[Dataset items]
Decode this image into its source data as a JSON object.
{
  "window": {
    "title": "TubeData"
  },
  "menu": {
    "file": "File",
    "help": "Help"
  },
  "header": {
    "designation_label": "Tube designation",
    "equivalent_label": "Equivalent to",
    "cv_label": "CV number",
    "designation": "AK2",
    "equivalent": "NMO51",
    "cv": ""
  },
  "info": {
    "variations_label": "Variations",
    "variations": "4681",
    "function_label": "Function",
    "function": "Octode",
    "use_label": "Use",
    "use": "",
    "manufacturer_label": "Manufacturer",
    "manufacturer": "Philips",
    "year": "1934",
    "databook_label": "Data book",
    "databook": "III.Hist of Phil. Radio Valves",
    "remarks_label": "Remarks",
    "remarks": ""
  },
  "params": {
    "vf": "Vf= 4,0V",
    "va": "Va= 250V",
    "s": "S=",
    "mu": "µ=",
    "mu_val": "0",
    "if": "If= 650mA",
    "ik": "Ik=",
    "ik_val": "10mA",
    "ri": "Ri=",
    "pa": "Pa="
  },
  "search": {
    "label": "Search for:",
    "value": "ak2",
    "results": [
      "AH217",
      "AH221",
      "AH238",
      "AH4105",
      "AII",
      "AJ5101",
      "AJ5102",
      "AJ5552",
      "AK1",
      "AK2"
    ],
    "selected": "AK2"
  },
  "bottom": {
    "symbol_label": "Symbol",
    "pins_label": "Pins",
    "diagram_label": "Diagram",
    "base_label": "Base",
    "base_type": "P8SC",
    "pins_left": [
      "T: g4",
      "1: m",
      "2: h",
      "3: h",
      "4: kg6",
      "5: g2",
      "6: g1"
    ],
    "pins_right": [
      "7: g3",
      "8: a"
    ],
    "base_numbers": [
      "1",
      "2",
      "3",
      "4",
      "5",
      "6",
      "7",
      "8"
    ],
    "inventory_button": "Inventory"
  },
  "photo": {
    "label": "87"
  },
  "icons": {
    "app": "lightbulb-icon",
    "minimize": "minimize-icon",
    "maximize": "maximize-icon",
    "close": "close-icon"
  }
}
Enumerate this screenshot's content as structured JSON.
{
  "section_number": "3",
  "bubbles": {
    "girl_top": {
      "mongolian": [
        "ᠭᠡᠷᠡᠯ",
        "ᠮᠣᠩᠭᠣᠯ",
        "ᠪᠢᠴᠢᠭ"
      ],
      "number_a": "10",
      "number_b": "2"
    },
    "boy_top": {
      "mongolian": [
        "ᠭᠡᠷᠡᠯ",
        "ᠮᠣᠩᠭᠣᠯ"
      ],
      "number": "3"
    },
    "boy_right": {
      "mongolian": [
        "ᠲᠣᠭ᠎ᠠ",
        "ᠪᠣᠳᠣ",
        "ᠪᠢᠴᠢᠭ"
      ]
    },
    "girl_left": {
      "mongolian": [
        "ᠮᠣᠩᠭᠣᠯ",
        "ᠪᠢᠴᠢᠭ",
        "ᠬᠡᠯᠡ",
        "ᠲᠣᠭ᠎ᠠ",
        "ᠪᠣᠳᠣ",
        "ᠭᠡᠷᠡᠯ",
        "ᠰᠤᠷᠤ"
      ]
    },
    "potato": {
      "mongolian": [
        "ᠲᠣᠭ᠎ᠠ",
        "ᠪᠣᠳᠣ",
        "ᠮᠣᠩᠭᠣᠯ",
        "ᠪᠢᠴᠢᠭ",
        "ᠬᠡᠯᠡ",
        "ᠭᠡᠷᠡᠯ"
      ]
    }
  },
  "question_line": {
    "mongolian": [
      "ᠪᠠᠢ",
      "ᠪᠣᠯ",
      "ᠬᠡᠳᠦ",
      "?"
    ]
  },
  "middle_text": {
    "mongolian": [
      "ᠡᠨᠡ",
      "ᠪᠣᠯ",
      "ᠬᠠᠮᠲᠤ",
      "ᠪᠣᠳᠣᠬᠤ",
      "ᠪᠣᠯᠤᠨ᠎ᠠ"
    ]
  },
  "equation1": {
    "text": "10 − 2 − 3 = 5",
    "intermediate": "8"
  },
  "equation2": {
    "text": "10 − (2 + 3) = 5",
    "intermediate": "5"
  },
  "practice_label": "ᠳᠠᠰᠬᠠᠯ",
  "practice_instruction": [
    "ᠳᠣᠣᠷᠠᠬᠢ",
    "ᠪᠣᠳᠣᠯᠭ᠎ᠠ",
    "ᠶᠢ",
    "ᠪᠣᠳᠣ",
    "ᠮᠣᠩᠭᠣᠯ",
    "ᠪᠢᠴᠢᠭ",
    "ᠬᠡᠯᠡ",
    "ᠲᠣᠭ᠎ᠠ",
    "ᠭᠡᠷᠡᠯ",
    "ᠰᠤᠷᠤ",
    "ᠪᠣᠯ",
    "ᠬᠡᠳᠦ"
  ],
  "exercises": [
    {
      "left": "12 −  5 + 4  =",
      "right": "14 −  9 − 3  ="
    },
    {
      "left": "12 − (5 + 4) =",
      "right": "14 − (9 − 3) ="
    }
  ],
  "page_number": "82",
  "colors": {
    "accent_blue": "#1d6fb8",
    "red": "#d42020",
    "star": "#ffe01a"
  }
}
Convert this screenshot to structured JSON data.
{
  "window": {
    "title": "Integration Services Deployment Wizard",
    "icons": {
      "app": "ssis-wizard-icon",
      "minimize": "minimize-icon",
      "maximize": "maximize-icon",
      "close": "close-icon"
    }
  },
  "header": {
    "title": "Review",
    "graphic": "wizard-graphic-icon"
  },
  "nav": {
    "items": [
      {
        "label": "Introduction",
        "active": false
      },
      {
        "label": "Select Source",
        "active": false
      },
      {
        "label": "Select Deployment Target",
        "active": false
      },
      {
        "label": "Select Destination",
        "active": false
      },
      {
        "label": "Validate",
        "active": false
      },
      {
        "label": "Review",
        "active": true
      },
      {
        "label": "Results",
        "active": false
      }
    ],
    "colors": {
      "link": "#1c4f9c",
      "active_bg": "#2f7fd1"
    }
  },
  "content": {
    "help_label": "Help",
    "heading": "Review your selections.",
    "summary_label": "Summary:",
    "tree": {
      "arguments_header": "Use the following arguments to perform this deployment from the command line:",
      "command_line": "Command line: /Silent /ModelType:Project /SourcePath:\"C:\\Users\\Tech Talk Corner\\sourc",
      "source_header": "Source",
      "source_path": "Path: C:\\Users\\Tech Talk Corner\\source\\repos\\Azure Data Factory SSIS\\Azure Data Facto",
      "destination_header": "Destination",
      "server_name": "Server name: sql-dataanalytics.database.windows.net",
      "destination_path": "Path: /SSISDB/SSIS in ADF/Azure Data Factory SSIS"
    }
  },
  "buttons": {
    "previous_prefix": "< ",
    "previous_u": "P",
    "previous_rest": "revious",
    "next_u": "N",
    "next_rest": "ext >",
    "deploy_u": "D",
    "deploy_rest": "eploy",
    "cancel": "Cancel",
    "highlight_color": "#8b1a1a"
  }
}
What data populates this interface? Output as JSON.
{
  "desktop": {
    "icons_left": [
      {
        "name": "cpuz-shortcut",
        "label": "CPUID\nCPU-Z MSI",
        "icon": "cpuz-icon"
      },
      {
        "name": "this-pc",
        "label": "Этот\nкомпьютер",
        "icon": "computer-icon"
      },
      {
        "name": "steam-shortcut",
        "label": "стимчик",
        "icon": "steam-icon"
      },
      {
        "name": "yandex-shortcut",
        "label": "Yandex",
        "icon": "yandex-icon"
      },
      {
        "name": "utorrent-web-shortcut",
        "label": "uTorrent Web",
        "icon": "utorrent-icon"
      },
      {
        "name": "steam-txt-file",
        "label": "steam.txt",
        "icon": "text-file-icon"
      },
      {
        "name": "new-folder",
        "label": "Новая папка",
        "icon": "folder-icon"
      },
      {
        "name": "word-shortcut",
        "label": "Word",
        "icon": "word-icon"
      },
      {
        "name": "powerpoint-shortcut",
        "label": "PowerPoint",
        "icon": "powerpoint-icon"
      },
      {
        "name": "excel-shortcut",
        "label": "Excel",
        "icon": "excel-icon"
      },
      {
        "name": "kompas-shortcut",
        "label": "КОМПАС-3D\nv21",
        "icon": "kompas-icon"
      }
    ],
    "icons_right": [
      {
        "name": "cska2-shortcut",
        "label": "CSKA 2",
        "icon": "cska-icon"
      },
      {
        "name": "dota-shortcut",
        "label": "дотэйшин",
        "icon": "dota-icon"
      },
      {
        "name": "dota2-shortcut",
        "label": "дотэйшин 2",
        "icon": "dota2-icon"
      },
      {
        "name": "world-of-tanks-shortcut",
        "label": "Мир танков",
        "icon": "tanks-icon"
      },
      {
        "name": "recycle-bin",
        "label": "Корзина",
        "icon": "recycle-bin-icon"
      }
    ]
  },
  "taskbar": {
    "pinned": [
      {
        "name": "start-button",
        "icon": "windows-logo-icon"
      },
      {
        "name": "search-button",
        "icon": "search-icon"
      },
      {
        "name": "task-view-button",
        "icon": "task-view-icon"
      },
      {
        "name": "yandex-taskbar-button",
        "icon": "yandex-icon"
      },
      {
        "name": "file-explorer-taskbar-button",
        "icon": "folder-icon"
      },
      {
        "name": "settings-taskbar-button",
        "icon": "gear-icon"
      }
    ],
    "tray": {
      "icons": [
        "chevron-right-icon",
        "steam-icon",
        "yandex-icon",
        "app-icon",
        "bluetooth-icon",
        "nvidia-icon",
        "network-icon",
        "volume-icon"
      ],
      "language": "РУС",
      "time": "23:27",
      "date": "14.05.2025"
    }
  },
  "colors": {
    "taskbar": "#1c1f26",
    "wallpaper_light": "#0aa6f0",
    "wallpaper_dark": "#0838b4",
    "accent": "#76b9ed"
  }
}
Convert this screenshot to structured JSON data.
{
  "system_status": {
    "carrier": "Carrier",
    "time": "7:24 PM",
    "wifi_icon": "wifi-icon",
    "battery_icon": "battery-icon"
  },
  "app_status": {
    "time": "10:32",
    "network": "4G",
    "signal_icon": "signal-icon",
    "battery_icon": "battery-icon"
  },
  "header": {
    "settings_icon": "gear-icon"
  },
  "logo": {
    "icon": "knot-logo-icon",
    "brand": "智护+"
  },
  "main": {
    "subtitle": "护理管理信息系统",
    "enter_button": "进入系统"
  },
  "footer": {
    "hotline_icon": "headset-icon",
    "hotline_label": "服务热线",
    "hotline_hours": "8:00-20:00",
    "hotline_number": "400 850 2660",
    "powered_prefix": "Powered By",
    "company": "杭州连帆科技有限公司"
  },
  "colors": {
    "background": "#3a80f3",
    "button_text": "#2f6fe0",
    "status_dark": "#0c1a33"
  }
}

# AIM
Which lines contain the word "tanks"? Copy each of them.

# OUTPUT FOR THIS EXERCISE
        "name": "world-of-tanks-shortcut",
        "icon": "tanks-icon"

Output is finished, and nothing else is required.